Listing start

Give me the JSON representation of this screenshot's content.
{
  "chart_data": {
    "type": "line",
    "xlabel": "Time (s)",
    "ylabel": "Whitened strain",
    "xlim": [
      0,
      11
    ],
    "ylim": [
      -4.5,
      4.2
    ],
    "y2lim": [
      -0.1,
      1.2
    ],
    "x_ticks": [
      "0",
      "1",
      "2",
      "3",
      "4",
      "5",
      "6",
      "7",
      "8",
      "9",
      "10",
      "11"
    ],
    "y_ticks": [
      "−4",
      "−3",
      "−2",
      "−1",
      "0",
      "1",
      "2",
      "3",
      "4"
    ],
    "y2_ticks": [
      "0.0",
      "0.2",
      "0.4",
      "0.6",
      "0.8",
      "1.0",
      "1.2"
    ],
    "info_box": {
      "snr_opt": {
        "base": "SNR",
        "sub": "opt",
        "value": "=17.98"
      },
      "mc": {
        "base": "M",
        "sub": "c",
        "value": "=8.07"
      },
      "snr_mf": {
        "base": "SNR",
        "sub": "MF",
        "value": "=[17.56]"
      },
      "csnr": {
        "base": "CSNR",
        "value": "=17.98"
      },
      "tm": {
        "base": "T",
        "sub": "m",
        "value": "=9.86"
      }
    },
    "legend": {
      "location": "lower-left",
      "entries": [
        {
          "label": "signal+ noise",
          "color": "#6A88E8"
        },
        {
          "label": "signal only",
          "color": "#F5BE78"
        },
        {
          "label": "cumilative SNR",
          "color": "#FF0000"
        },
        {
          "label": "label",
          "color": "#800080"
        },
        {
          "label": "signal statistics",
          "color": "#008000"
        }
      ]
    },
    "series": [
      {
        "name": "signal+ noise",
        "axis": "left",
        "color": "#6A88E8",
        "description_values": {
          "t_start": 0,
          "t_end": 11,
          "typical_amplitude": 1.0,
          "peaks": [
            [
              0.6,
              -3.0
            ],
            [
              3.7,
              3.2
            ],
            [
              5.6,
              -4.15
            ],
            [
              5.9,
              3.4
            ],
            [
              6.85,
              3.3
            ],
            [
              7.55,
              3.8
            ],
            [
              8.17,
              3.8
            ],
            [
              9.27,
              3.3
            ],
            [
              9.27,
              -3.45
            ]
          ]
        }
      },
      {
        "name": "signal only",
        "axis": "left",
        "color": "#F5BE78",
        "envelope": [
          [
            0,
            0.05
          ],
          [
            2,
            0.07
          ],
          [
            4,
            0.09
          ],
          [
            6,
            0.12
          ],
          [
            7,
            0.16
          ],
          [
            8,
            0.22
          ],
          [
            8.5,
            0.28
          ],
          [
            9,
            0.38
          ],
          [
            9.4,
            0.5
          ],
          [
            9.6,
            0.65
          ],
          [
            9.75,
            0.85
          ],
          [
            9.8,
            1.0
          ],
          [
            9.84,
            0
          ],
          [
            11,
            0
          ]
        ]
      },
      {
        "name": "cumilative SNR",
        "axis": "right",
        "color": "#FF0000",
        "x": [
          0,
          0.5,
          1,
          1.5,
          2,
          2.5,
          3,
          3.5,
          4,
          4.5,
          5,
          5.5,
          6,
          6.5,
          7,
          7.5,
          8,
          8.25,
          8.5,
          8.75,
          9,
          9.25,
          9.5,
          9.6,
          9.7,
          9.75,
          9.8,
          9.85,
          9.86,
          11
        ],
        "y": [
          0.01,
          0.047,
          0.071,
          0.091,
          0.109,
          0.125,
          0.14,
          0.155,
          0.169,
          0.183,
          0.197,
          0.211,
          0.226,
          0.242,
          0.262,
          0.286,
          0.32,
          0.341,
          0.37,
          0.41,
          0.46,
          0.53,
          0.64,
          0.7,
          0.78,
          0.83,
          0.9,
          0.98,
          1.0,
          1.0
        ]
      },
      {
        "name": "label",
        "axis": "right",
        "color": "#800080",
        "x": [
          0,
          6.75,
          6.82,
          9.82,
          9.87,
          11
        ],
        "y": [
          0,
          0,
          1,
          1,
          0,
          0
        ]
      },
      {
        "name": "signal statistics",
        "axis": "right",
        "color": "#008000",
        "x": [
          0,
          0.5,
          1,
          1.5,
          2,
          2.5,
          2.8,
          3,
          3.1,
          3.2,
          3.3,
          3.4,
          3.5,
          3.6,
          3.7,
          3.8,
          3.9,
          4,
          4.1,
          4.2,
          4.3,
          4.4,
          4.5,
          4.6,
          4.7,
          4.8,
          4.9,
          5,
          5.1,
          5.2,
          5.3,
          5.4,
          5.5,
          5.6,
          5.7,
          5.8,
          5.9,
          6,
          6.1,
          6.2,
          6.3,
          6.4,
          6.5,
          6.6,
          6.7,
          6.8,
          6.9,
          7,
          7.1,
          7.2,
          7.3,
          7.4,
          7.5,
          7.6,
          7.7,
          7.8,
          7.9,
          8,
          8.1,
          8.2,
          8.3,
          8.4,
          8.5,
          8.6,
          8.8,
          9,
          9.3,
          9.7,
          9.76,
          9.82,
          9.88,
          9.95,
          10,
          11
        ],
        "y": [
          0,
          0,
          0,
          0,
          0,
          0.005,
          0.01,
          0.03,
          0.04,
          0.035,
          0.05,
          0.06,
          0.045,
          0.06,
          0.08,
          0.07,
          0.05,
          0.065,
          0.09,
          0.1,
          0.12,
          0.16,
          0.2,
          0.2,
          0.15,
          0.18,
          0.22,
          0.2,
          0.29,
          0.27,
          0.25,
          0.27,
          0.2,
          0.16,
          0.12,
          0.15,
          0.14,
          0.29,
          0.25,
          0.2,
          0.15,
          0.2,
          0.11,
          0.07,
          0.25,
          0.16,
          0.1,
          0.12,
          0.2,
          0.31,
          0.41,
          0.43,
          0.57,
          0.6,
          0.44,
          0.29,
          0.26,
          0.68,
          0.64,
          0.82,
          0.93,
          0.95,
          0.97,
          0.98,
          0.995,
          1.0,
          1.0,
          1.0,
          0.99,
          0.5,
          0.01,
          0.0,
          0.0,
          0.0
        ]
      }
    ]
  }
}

Listing end

- _Task instructions_
Every line that holds the string "cumilative" should be returned.

- _Result of this exercise_
          "label": "cumilative SNR",
        "name": "cumilative SNR",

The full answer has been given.